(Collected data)
****
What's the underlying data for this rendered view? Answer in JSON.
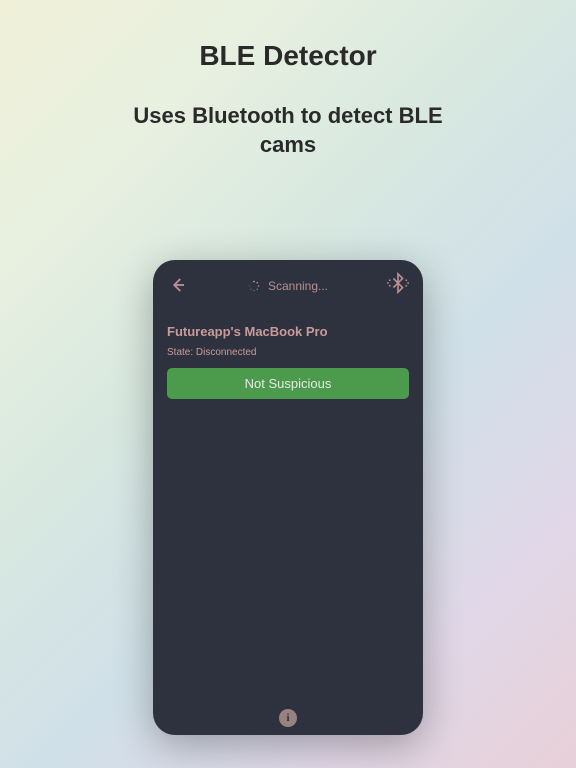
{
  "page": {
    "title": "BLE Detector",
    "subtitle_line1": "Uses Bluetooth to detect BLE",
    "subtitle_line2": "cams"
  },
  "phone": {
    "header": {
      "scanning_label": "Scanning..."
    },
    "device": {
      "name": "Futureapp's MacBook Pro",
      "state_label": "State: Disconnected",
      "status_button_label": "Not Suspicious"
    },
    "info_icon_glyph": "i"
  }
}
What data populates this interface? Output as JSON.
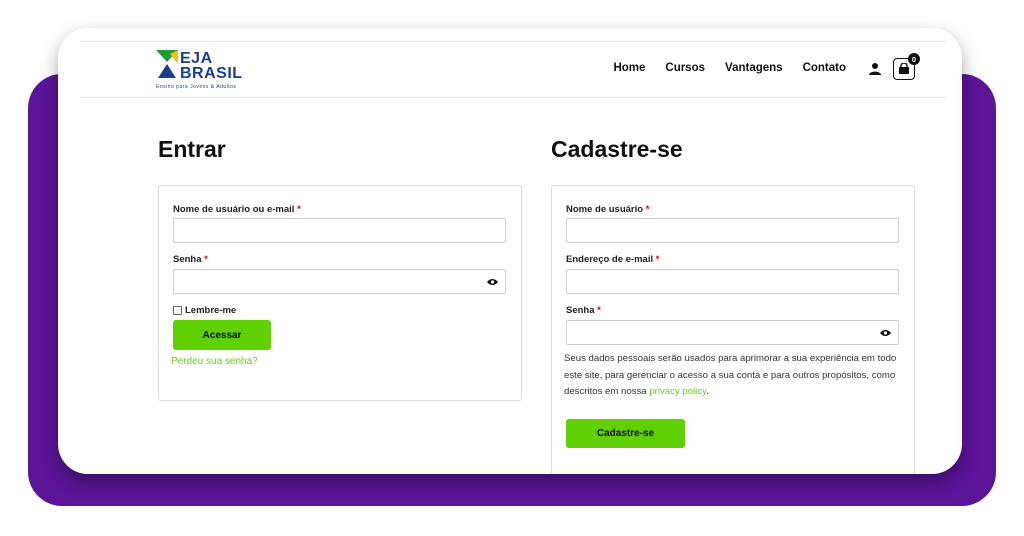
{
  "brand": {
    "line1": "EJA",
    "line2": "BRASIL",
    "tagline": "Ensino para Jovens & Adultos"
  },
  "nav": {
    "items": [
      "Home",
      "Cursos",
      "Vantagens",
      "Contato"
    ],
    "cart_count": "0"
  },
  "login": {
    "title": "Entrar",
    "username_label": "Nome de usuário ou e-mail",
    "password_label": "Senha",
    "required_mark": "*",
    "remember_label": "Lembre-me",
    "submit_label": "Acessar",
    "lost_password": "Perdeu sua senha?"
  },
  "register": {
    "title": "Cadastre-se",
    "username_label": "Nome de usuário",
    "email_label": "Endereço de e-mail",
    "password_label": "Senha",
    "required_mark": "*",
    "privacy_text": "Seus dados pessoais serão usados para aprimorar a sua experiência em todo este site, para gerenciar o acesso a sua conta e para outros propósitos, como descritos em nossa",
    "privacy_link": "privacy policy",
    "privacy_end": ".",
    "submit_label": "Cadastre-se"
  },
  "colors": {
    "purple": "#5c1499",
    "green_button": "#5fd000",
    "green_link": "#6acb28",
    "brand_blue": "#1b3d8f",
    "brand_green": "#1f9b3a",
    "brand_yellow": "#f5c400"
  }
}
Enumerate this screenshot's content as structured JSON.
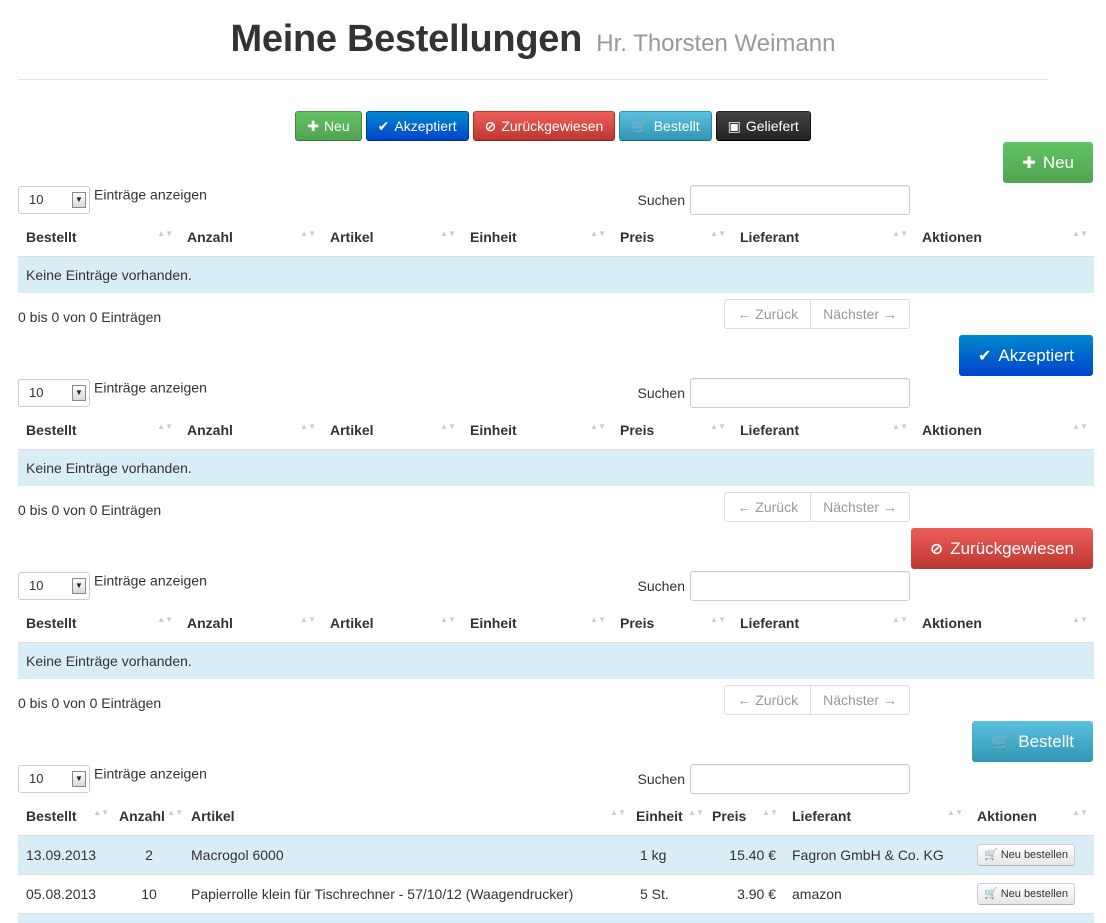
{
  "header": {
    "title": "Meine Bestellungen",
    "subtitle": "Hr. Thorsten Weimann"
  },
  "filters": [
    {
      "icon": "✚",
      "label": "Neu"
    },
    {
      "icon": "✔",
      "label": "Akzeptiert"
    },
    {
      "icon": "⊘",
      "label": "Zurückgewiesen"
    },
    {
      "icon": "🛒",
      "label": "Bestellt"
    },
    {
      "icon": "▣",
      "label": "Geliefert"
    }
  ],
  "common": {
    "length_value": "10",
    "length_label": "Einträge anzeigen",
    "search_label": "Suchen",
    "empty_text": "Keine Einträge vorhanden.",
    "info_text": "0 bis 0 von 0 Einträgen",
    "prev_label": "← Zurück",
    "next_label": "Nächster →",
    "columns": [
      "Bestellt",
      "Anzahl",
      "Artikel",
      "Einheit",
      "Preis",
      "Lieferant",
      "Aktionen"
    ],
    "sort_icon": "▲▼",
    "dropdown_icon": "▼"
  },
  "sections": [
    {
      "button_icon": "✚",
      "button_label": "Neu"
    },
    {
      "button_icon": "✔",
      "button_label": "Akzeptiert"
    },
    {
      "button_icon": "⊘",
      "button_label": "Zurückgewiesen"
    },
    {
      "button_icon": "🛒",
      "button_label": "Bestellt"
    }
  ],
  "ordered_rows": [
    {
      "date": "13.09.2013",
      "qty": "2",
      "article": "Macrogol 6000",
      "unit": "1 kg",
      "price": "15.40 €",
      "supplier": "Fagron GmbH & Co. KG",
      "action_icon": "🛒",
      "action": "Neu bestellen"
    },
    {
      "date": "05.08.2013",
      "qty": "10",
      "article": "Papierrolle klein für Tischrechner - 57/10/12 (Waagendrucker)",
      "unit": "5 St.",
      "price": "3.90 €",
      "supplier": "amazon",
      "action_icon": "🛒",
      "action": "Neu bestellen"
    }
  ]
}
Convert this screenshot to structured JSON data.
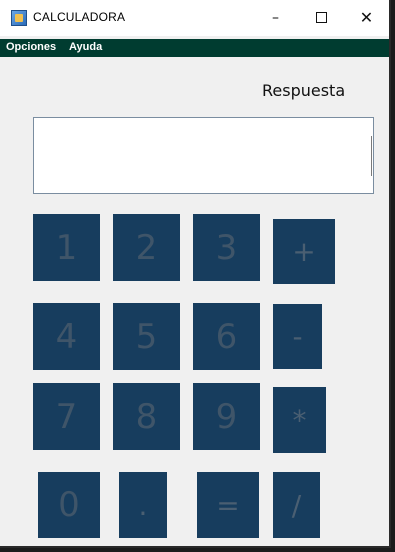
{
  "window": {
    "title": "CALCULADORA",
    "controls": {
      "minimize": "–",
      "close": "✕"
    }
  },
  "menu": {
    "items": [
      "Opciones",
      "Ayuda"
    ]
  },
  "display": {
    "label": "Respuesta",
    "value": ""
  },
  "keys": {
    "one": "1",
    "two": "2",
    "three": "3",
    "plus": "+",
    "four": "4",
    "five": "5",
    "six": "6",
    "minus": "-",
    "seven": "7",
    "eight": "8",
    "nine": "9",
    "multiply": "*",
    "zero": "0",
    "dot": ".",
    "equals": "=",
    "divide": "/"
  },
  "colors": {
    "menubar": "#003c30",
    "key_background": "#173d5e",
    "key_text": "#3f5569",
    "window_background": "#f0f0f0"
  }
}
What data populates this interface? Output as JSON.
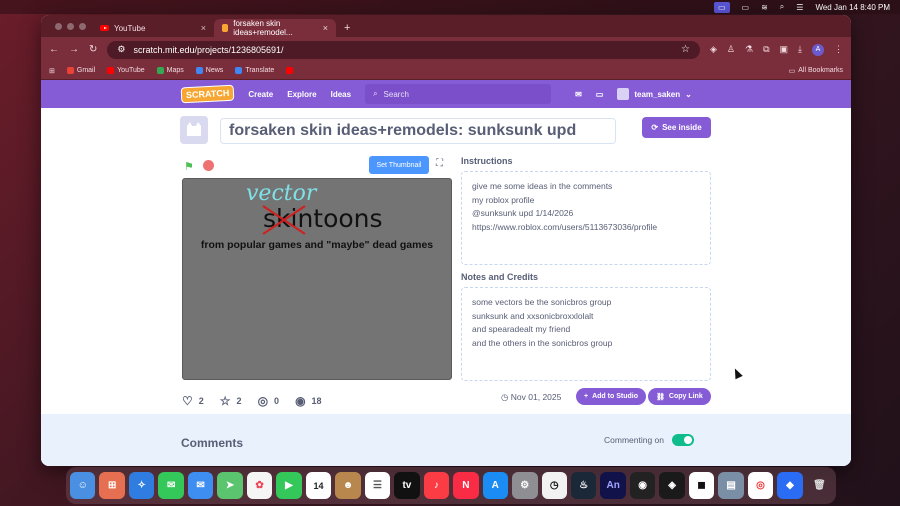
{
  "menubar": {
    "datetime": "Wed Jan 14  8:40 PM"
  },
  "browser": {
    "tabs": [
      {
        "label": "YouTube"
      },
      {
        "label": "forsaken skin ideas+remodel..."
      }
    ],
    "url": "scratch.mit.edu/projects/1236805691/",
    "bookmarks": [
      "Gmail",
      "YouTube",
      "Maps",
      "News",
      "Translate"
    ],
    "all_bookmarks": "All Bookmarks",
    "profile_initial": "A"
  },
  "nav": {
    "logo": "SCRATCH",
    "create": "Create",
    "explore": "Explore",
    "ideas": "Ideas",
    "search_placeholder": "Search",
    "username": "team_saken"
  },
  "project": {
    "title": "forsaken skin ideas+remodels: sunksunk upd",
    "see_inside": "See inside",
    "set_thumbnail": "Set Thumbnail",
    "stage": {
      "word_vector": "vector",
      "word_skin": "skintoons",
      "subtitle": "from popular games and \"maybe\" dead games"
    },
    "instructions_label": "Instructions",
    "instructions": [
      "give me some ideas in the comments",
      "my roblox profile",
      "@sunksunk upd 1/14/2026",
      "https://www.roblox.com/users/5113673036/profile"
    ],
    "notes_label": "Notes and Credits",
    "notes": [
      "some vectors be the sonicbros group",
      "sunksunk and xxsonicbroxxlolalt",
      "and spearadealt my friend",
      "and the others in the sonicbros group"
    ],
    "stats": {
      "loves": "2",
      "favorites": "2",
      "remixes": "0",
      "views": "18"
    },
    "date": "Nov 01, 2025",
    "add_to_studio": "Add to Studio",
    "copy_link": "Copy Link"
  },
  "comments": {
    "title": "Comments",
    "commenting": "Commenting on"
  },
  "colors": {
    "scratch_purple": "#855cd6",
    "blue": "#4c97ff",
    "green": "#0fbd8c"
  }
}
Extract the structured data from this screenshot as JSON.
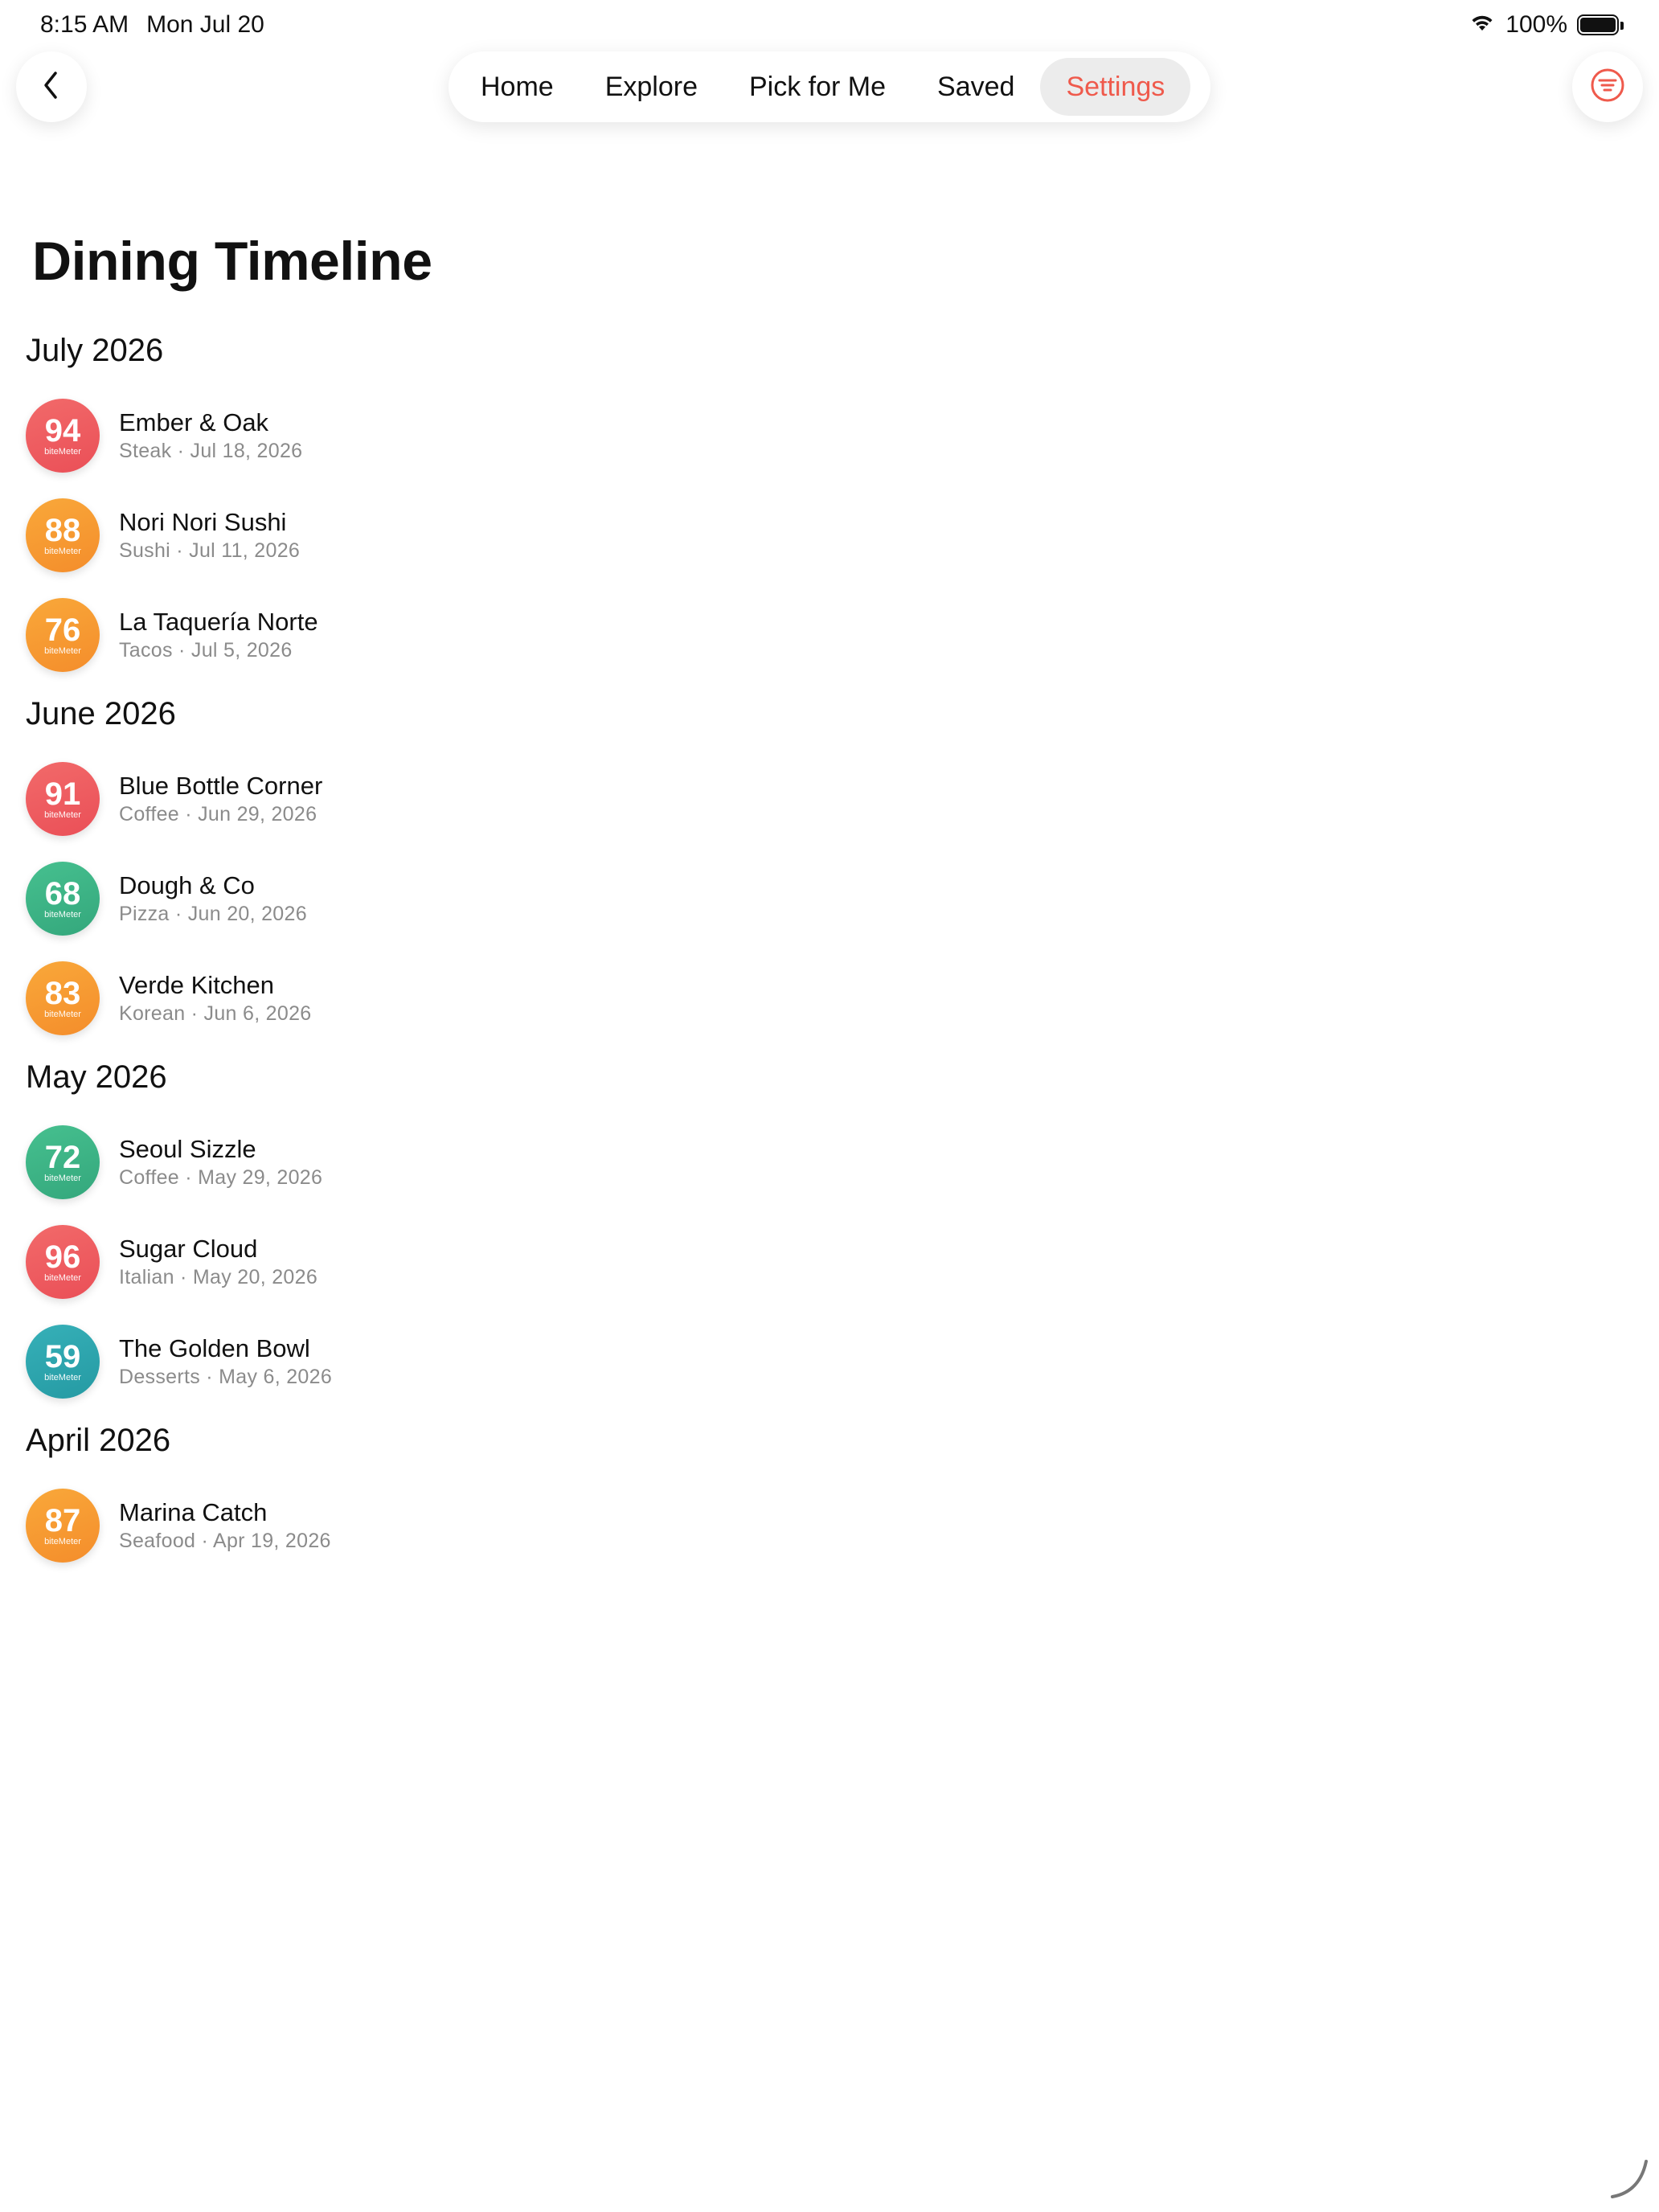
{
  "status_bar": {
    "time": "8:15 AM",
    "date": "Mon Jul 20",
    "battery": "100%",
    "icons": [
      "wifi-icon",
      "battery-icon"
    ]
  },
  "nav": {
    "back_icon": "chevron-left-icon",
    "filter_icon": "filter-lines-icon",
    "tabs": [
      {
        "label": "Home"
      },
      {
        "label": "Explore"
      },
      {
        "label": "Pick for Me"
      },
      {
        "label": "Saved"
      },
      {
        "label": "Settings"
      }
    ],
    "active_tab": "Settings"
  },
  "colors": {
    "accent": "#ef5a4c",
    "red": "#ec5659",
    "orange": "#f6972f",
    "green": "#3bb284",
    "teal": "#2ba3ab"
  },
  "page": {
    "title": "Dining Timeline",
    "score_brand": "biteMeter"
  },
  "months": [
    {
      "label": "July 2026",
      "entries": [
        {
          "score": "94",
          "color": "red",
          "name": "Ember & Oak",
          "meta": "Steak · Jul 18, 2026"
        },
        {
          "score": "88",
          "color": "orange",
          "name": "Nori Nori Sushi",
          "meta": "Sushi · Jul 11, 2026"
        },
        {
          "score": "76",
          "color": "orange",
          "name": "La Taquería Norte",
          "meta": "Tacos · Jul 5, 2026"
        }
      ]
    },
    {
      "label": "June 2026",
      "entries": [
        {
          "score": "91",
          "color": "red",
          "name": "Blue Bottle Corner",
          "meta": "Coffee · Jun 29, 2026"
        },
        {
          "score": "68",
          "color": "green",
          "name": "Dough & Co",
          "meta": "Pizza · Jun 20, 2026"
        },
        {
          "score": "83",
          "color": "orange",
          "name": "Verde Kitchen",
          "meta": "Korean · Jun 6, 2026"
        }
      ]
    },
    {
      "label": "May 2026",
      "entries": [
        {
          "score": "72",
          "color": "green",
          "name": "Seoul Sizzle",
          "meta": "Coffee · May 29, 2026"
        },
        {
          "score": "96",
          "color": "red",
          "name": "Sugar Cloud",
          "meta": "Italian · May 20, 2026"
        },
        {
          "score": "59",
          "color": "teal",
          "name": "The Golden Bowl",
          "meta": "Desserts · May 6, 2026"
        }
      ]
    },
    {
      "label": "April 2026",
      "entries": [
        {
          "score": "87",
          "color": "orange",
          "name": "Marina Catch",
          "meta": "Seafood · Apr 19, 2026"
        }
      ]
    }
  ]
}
****
_Aim of the task:_ Only the number is required: the count of lines containing the word "group".

_Exercise output:_ 2